**WRITTEN TASK**
Find each line holding "的信息技术与学科整合教学设计" and copy it out.

**DATA IN THIS EXERCISE**

>> begin

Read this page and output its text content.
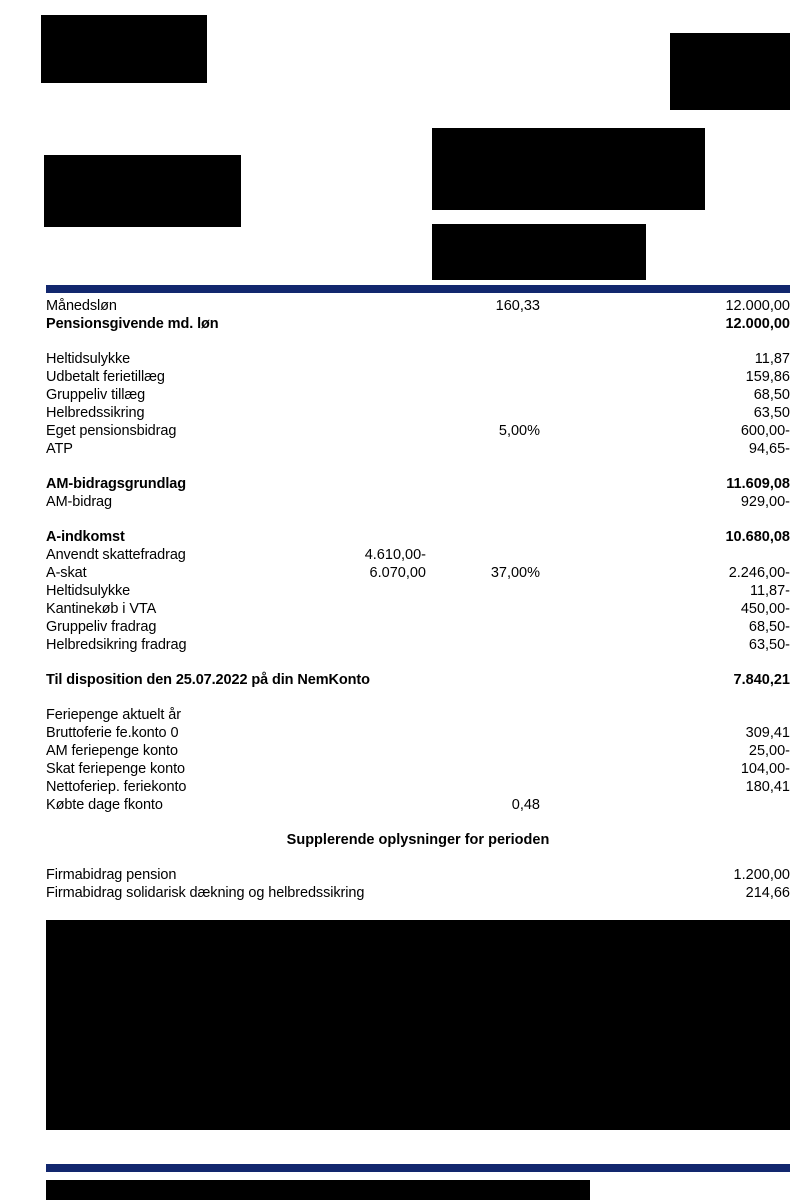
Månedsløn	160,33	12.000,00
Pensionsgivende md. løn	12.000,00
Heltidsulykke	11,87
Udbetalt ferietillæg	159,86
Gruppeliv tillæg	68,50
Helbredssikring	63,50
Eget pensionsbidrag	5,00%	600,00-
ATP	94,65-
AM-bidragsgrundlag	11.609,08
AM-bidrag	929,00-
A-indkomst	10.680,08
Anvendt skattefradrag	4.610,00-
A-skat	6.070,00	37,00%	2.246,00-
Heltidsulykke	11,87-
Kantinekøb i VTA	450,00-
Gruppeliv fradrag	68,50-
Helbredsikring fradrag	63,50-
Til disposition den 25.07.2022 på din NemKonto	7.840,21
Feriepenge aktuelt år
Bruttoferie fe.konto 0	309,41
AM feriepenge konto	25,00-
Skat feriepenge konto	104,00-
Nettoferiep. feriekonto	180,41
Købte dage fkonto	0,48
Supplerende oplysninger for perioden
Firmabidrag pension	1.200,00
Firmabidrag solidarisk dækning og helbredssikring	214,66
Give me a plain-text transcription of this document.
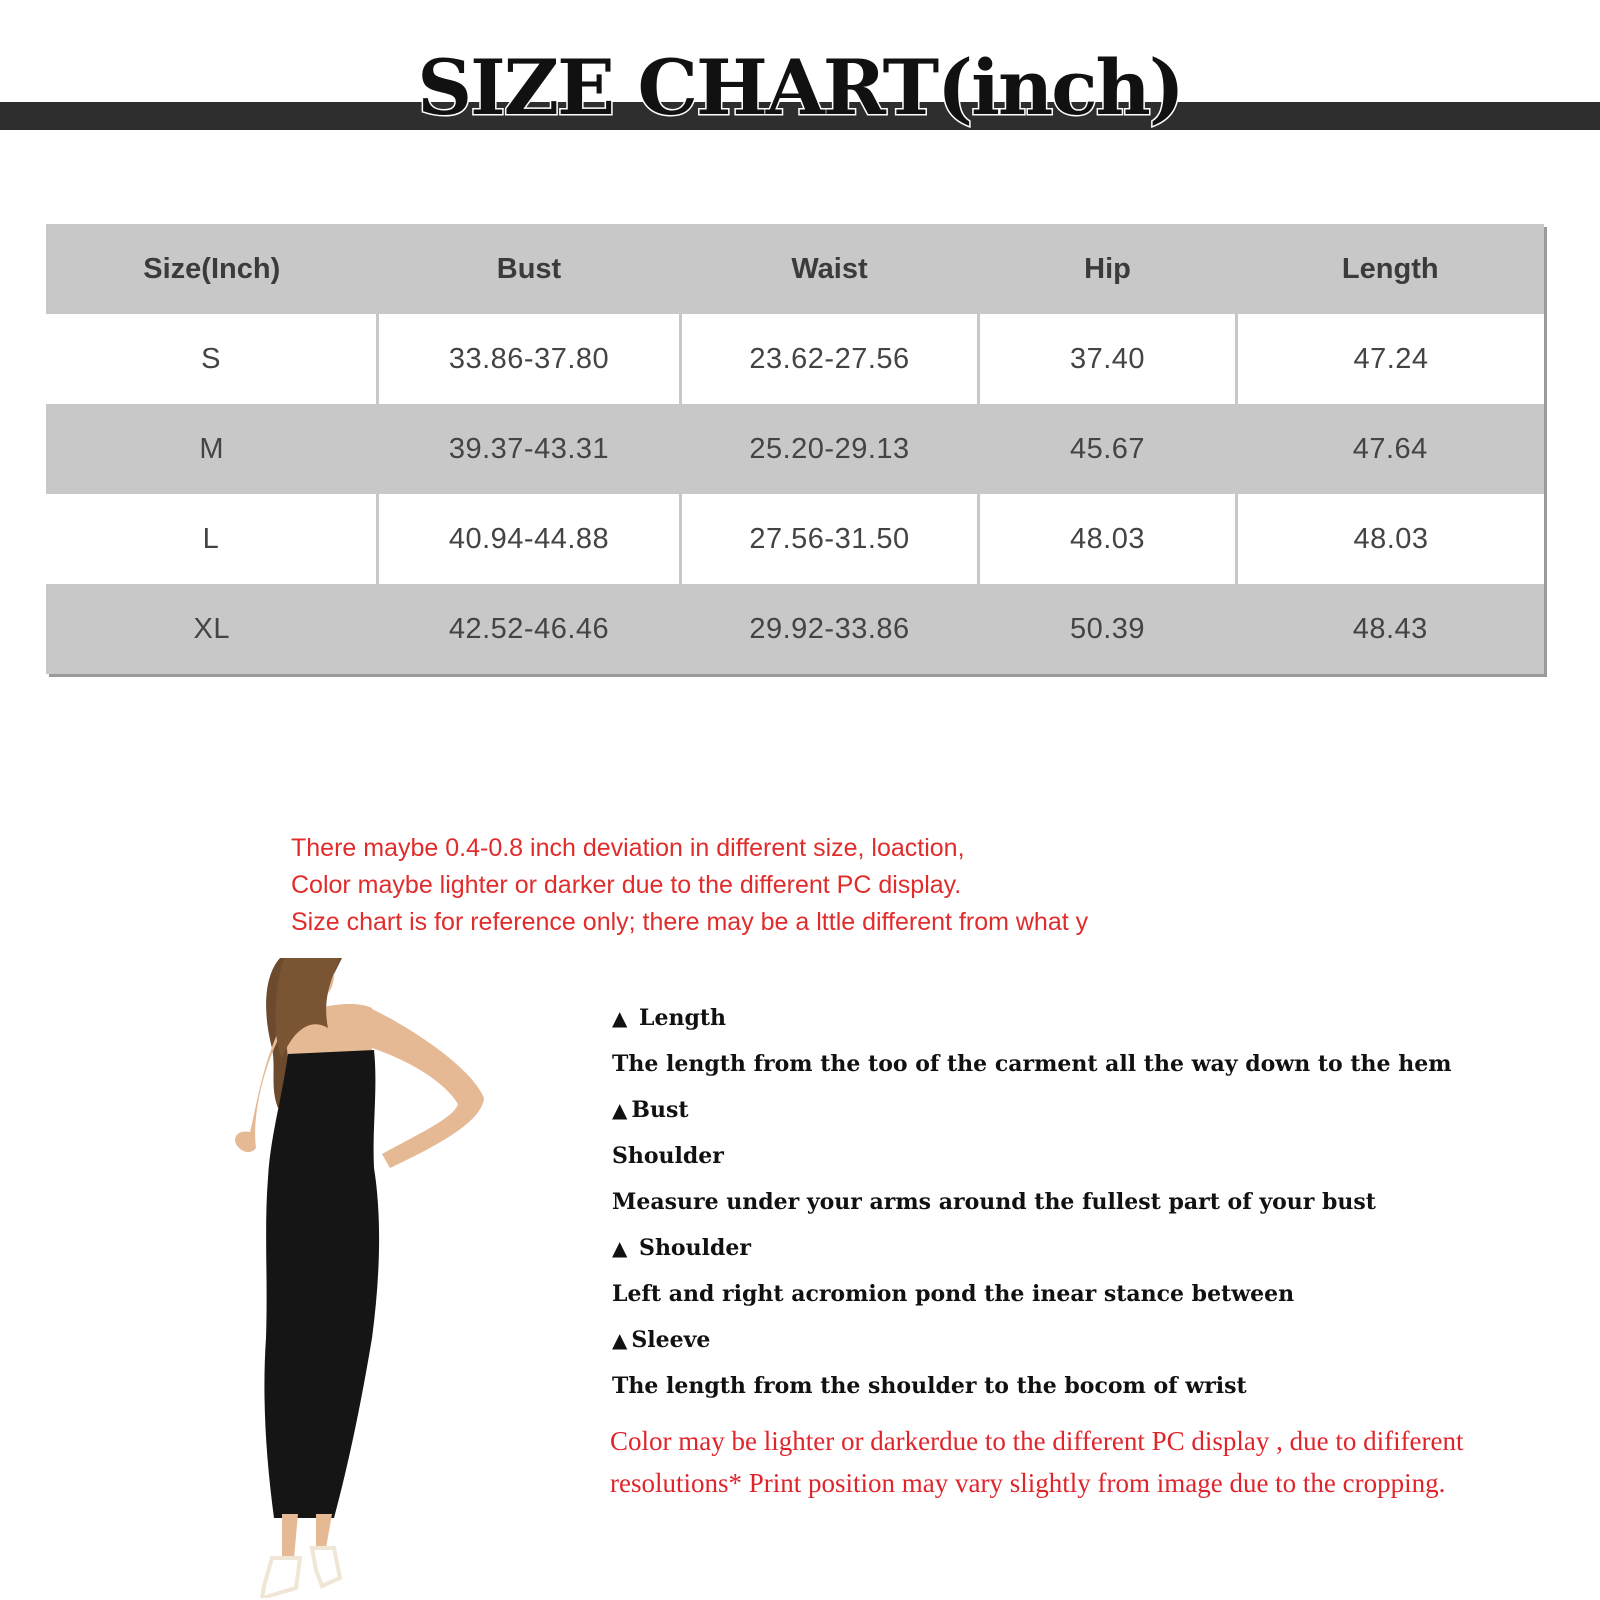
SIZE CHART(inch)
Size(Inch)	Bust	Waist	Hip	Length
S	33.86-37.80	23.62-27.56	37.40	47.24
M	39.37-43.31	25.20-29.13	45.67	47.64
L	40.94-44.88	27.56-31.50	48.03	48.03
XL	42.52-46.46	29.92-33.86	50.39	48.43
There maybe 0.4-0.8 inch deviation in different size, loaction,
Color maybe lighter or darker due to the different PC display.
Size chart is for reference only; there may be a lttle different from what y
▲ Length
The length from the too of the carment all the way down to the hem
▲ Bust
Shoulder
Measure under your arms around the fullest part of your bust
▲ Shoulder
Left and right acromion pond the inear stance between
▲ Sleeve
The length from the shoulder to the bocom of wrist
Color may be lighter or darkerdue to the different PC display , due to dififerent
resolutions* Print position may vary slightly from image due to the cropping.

>> end
>> begin

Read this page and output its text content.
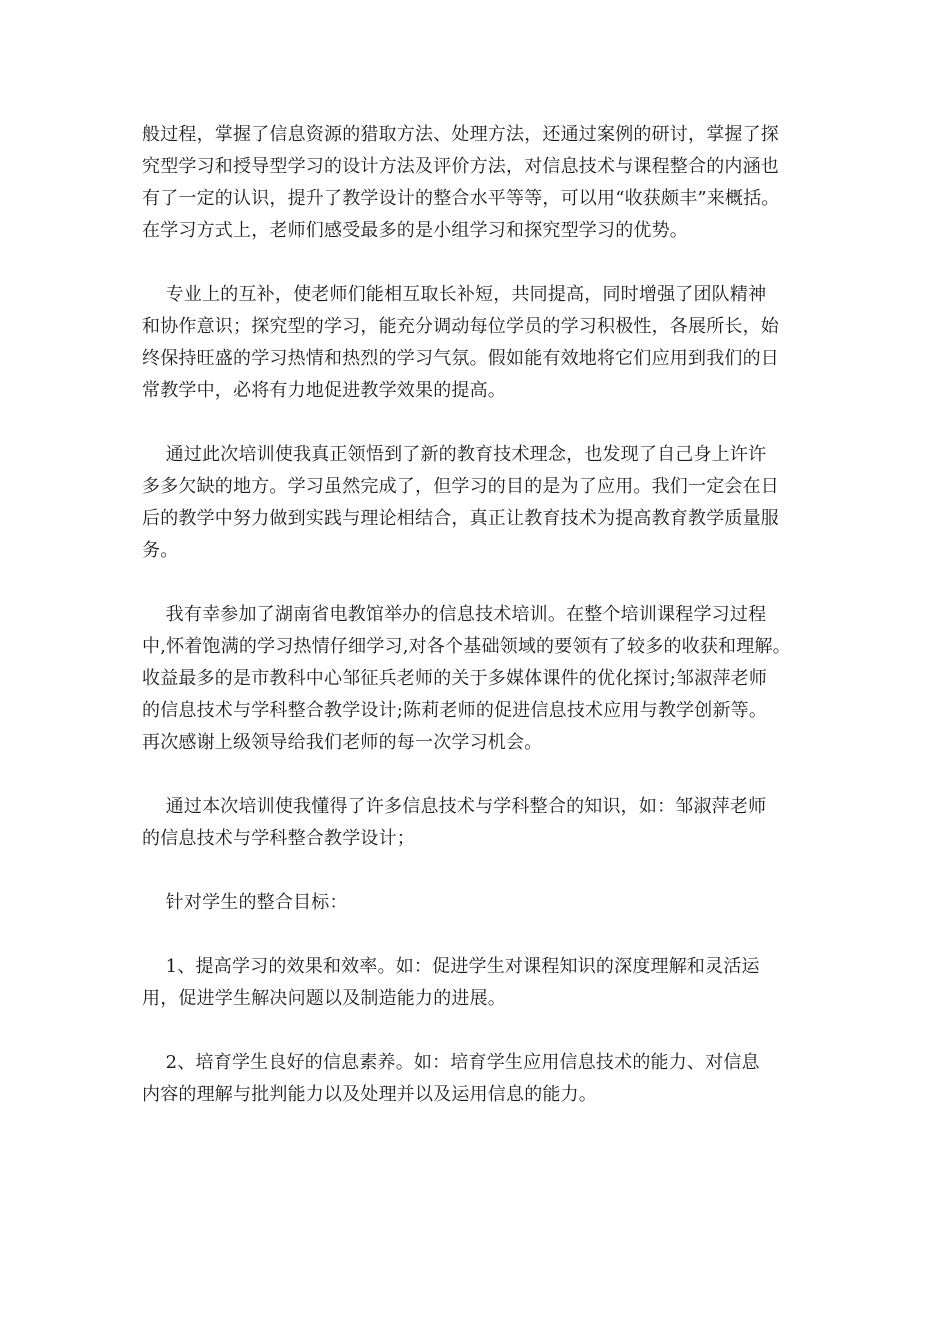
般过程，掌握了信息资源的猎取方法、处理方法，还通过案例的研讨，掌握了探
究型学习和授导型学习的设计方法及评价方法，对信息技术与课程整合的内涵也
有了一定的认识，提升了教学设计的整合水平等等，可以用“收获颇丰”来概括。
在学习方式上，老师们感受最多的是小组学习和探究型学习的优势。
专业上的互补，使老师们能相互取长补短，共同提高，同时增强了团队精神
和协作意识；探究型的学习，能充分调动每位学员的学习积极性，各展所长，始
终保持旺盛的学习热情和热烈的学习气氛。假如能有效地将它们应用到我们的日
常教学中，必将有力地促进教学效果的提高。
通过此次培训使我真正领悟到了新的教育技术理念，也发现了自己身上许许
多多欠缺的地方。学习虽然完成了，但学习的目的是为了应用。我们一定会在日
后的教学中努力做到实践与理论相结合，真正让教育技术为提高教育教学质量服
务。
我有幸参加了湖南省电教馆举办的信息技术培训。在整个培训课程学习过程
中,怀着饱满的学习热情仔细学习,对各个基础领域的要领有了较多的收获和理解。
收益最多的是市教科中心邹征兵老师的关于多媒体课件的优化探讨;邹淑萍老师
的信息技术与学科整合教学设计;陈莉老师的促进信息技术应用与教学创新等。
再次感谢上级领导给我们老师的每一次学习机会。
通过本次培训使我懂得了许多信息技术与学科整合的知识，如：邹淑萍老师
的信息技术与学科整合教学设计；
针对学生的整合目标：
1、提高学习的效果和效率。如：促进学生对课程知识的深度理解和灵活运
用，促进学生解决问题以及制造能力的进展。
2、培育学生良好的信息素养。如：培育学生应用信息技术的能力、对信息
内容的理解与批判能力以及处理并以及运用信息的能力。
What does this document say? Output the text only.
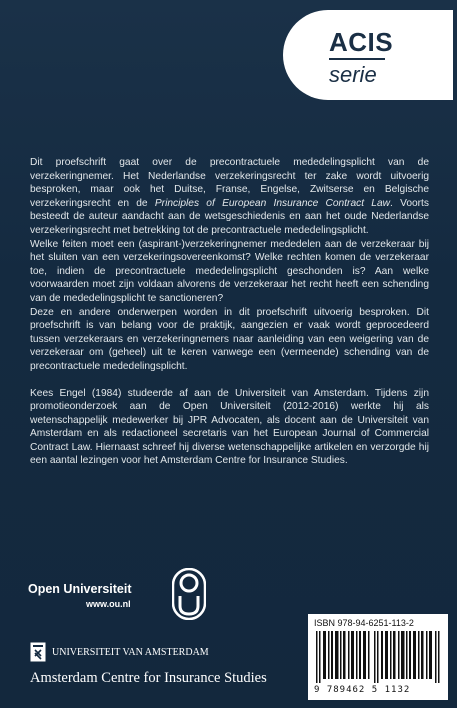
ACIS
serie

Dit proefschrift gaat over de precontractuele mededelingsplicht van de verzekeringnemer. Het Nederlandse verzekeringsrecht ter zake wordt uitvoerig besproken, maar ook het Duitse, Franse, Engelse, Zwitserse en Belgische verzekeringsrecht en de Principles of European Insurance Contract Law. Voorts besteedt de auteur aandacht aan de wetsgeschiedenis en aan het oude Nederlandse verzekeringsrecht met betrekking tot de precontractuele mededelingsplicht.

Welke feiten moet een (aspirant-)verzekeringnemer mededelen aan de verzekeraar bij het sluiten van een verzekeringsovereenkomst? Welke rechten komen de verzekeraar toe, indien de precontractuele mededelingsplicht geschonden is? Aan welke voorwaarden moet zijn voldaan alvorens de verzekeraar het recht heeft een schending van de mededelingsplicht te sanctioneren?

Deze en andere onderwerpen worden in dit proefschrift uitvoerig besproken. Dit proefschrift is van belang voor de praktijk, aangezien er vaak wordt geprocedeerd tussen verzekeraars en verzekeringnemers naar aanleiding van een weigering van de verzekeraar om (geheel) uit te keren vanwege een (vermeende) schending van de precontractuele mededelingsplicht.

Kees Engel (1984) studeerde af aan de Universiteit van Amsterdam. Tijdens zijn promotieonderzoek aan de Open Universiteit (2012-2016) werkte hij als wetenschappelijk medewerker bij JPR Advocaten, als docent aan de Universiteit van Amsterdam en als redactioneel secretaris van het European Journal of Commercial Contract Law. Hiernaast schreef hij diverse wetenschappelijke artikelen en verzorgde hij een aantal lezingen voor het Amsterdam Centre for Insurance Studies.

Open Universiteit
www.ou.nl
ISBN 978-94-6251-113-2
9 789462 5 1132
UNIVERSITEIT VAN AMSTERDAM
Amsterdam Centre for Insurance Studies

>> end
>> begin

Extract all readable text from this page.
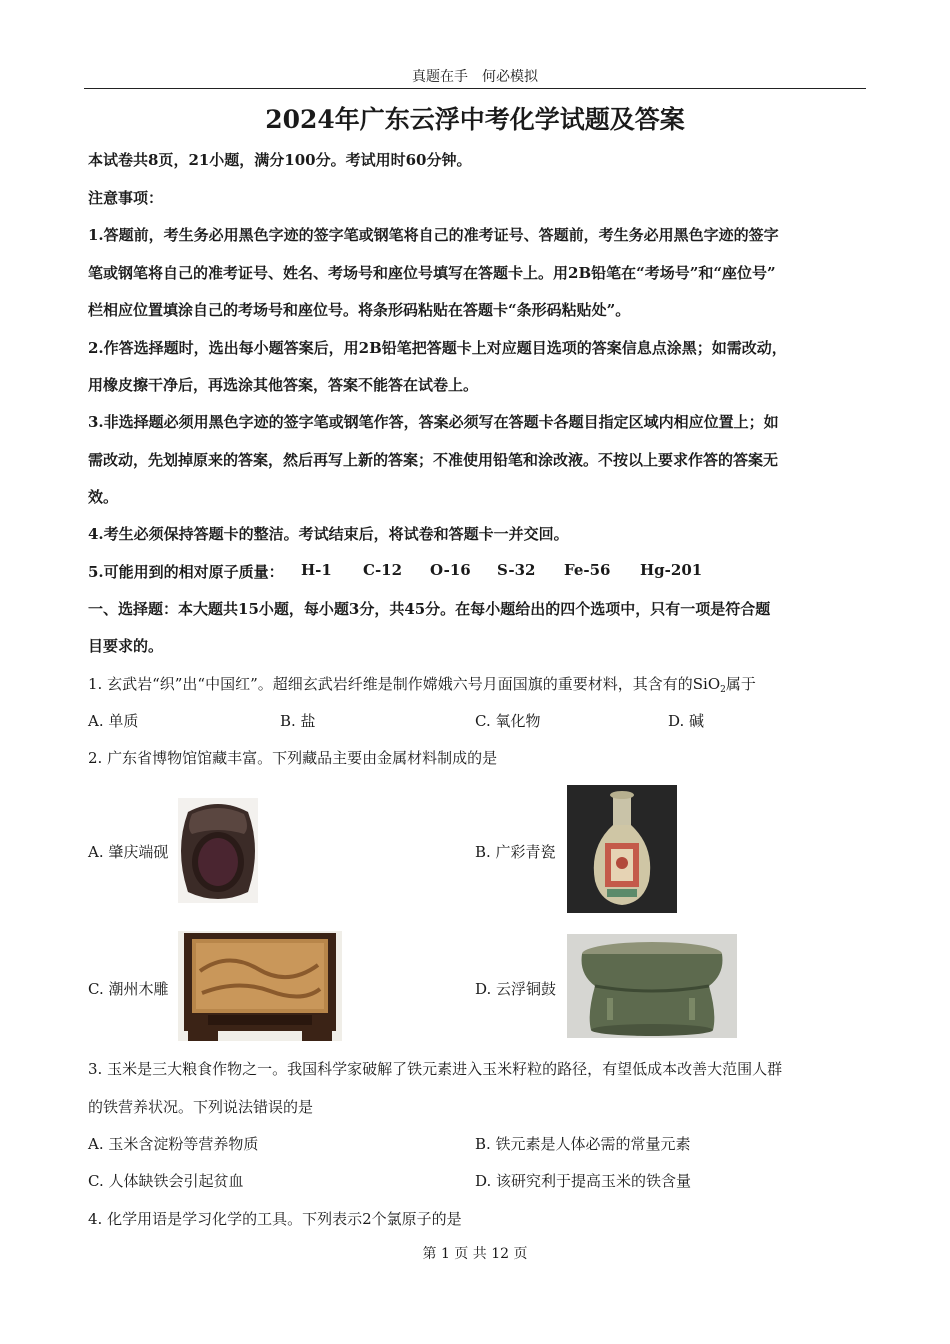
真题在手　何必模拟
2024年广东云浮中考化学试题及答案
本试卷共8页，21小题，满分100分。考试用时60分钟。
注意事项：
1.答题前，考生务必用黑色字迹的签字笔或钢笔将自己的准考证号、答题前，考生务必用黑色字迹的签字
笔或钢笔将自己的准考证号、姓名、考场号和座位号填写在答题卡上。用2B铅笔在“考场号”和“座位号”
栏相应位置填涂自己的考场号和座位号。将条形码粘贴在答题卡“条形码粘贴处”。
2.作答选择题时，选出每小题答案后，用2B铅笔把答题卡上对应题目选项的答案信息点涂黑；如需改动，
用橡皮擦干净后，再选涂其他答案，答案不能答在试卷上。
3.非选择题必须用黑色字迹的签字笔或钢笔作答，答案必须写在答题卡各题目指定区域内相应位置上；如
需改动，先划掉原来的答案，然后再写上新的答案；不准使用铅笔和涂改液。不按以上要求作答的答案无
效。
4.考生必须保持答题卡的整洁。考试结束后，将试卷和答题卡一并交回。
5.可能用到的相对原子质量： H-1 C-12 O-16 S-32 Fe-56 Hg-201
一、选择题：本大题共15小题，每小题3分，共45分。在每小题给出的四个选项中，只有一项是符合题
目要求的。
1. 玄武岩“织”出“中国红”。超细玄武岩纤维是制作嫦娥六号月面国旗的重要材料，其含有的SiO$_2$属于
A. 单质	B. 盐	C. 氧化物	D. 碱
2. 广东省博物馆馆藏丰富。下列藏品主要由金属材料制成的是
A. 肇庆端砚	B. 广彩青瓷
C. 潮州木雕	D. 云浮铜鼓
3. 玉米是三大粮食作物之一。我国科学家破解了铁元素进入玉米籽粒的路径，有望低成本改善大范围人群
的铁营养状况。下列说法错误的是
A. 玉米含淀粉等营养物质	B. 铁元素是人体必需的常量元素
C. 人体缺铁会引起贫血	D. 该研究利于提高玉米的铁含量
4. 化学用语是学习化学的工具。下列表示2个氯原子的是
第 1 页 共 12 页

>> end

**RESPONSE FOR THIS EXERCISE**
的信息技术与学科整合教学设计;陈莉老师的促进信息技术应用与教学创新等。
的信息技术与学科整合教学设计；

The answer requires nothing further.